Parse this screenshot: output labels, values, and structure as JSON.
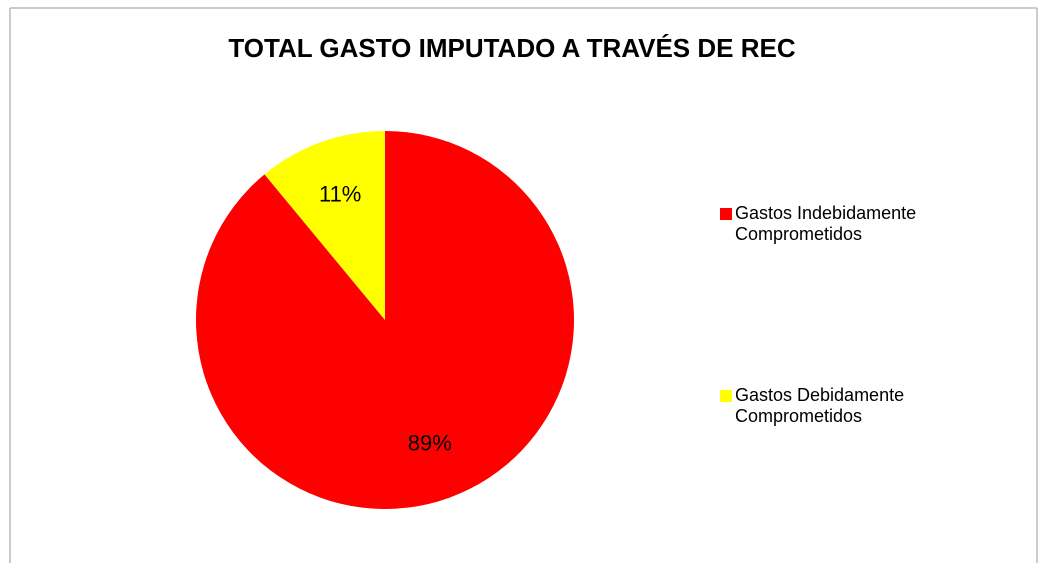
{
  "chart_data": {
    "type": "pie",
    "title": "TOTAL GASTO IMPUTADO A TRAVÉS DE REC",
    "categories": [
      "Gastos Indebidamente Comprometidos",
      "Gastos Debidamente Comprometidos"
    ],
    "values": [
      89,
      11
    ],
    "value_labels": [
      "89%",
      "11%"
    ],
    "colors": [
      "#ff0000",
      "#ffff00"
    ],
    "legend": "right"
  }
}
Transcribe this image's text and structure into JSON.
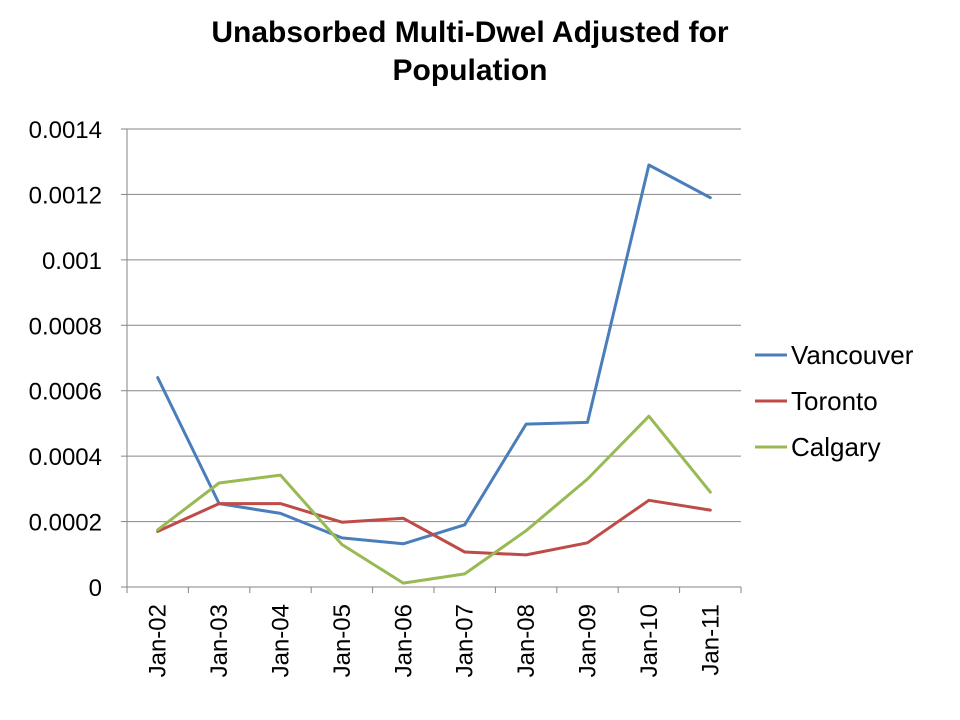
{
  "chart_data": {
    "type": "line",
    "title_line1": "Unabsorbed Multi-Dwel Adjusted for",
    "title_line2": "Population",
    "xlabel": "",
    "ylabel": "",
    "categories": [
      "Jan-02",
      "Jan-03",
      "Jan-04",
      "Jan-05",
      "Jan-06",
      "Jan-07",
      "Jan-08",
      "Jan-09",
      "Jan-10",
      "Jan-11"
    ],
    "ylim": [
      0,
      0.0014
    ],
    "yticks": [
      0,
      0.0002,
      0.0004,
      0.0006,
      0.0008,
      0.001,
      0.0012,
      0.0014
    ],
    "ytick_labels": [
      "0",
      "0.0002",
      "0.0004",
      "0.0006",
      "0.0008",
      "0.001",
      "0.0012",
      "0.0014"
    ],
    "grid": true,
    "legend_position": "right",
    "series": [
      {
        "name": "Vancouver",
        "color": "#4a7ebb",
        "values": [
          0.00064,
          0.000255,
          0.000225,
          0.00015,
          0.000132,
          0.00019,
          0.000498,
          0.000503,
          0.00129,
          0.00119
        ]
      },
      {
        "name": "Toronto",
        "color": "#be4b48",
        "values": [
          0.00017,
          0.000255,
          0.000255,
          0.000198,
          0.00021,
          0.000107,
          9.8e-05,
          0.000135,
          0.000265,
          0.000235
        ]
      },
      {
        "name": "Calgary",
        "color": "#98b954",
        "values": [
          0.000175,
          0.000318,
          0.000342,
          0.00013,
          1.2e-05,
          4e-05,
          0.000172,
          0.00033,
          0.000522,
          0.00029
        ]
      }
    ]
  }
}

What you are asked to do - Each entry gets copied exactly; the pictures stay out.

Written response -
Parse this screenshot: output labels, values, and structure as JSON.
{
  "chart_data": {
    "type": "pie",
    "title": "TOTAL GASTO IMPUTADO A TRAVÉS DE REC",
    "categories": [
      "Gastos Indebidamente Comprometidos",
      "Gastos Debidamente Comprometidos"
    ],
    "values": [
      89,
      11
    ],
    "value_labels": [
      "89%",
      "11%"
    ],
    "colors": [
      "#ff0000",
      "#ffff00"
    ],
    "legend": "right"
  }
}
Transcribe this image's text and structure into JSON.
{
  "chart_data": {
    "type": "line",
    "title_line1": "Unabsorbed Multi-Dwel Adjusted for",
    "title_line2": "Population",
    "xlabel": "",
    "ylabel": "",
    "categories": [
      "Jan-02",
      "Jan-03",
      "Jan-04",
      "Jan-05",
      "Jan-06",
      "Jan-07",
      "Jan-08",
      "Jan-09",
      "Jan-10",
      "Jan-11"
    ],
    "ylim": [
      0,
      0.0014
    ],
    "yticks": [
      0,
      0.0002,
      0.0004,
      0.0006,
      0.0008,
      0.001,
      0.0012,
      0.0014
    ],
    "ytick_labels": [
      "0",
      "0.0002",
      "0.0004",
      "0.0006",
      "0.0008",
      "0.001",
      "0.0012",
      "0.0014"
    ],
    "grid": true,
    "legend_position": "right",
    "series": [
      {
        "name": "Vancouver",
        "color": "#4a7ebb",
        "values": [
          0.00064,
          0.000255,
          0.000225,
          0.00015,
          0.000132,
          0.00019,
          0.000498,
          0.000503,
          0.00129,
          0.00119
        ]
      },
      {
        "name": "Toronto",
        "color": "#be4b48",
        "values": [
          0.00017,
          0.000255,
          0.000255,
          0.000198,
          0.00021,
          0.000107,
          9.8e-05,
          0.000135,
          0.000265,
          0.000235
        ]
      },
      {
        "name": "Calgary",
        "color": "#98b954",
        "values": [
          0.000175,
          0.000318,
          0.000342,
          0.00013,
          1.2e-05,
          4e-05,
          0.000172,
          0.00033,
          0.000522,
          0.00029
        ]
      }
    ]
  }
}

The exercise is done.